Data entries for graphics:
* * * * *

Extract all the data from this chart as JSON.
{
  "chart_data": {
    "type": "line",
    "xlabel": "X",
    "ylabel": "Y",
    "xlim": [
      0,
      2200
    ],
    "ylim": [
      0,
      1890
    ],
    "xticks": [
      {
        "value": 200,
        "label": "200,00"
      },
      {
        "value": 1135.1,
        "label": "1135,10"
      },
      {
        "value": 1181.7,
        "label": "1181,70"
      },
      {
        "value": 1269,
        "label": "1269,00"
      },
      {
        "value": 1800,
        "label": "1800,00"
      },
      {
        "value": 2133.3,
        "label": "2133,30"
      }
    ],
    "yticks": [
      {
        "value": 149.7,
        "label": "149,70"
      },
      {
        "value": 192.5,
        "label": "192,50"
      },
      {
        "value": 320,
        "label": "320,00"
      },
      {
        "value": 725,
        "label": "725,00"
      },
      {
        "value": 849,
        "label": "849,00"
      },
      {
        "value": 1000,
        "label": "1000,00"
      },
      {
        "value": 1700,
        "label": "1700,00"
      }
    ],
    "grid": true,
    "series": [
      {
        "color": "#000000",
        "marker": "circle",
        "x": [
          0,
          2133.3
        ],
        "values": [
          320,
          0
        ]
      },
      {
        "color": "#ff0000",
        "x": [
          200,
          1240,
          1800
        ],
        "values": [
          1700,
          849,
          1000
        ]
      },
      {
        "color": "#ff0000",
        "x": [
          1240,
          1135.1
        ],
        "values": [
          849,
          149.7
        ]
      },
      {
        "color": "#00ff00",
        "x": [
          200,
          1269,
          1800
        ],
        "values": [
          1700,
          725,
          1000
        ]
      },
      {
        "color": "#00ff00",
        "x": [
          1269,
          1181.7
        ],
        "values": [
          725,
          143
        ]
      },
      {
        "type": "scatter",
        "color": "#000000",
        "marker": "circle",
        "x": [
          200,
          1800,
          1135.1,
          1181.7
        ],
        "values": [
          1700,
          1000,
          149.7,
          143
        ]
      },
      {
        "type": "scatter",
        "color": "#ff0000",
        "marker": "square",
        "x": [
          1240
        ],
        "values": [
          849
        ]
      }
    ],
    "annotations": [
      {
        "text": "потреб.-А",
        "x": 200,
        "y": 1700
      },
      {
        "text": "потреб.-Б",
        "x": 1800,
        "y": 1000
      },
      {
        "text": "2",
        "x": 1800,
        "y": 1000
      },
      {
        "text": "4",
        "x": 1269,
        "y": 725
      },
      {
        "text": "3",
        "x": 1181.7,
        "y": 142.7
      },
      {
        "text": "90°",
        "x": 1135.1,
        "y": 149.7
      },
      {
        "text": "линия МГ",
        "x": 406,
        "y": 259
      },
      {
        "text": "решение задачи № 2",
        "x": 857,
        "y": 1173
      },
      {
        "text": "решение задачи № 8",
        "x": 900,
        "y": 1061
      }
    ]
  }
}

* * * * *

PROBLEM TO SOLVE :: Write the entire listing out again, word for word.

COMPLETE ANSWER ::
Extract all the data from this chart as JSON.
{
  "chart_data": {
    "type": "line",
    "xlabel": "X",
    "ylabel": "Y",
    "xlim": [
      0,
      2200
    ],
    "ylim": [
      0,
      1890
    ],
    "xticks": [
      {
        "value": 200,
        "label": "200,00"
      },
      {
        "value": 1135.1,
        "label": "1135,10"
      },
      {
        "value": 1181.7,
        "label": "1181,70"
      },
      {
        "value": 1269,
        "label": "1269,00"
      },
      {
        "value": 1800,
        "label": "1800,00"
      },
      {
        "value": 2133.3,
        "label": "2133,30"
      }
    ],
    "yticks": [
      {
        "value": 149.7,
        "label": "149,70"
      },
      {
        "value": 192.5,
        "label": "192,50"
      },
      {
        "value": 320,
        "label": "320,00"
      },
      {
        "value": 725,
        "label": "725,00"
      },
      {
        "value": 849,
        "label": "849,00"
      },
      {
        "value": 1000,
        "label": "1000,00"
      },
      {
        "value": 1700,
        "label": "1700,00"
      }
    ],
    "grid": true,
    "series": [
      {
        "color": "#000000",
        "marker": "circle",
        "x": [
          0,
          2133.3
        ],
        "values": [
          320,
          0
        ]
      },
      {
        "color": "#ff0000",
        "x": [
          200,
          1240,
          1800
        ],
        "values": [
          1700,
          849,
          1000
        ]
      },
      {
        "color": "#ff0000",
        "x": [
          1240,
          1135.1
        ],
        "values": [
          849,
          149.7
        ]
      },
      {
        "color": "#00ff00",
        "x": [
          200,
          1269,
          1800
        ],
        "values": [
          1700,
          725,
          1000
        ]
      },
      {
        "color": "#00ff00",
        "x": [
          1269,
          1181.7
        ],
        "values": [
          725,
          143
        ]
      },
      {
        "type": "scatter",
        "color": "#000000",
        "marker": "circle",
        "x": [
          200,
          1800,
          1135.1,
          1181.7
        ],
        "values": [
          1700,
          1000,
          149.7,
          143
        ]
      },
      {
        "type": "scatter",
        "color": "#ff0000",
        "marker": "square",
        "x": [
          1240
        ],
        "values": [
          849
        ]
      }
    ],
    "annotations": [
      {
        "text": "потреб.-А",
        "x": 200,
        "y": 1700
      },
      {
        "text": "потреб.-Б",
        "x": 1800,
        "y": 1000
      },
      {
        "text": "2",
        "x": 1800,
        "y": 1000
      },
      {
        "text": "4",
        "x": 1269,
        "y": 725
      },
      {
        "text": "3",
        "x": 1181.7,
        "y": 142.7
      },
      {
        "text": "90°",
        "x": 1135.1,
        "y": 149.7
      },
      {
        "text": "линия МГ",
        "x": 406,
        "y": 259
      },
      {
        "text": "решение задачи № 2",
        "x": 857,
        "y": 1173
      },
      {
        "text": "решение задачи № 8",
        "x": 900,
        "y": 1061
      }
    ]
  }
}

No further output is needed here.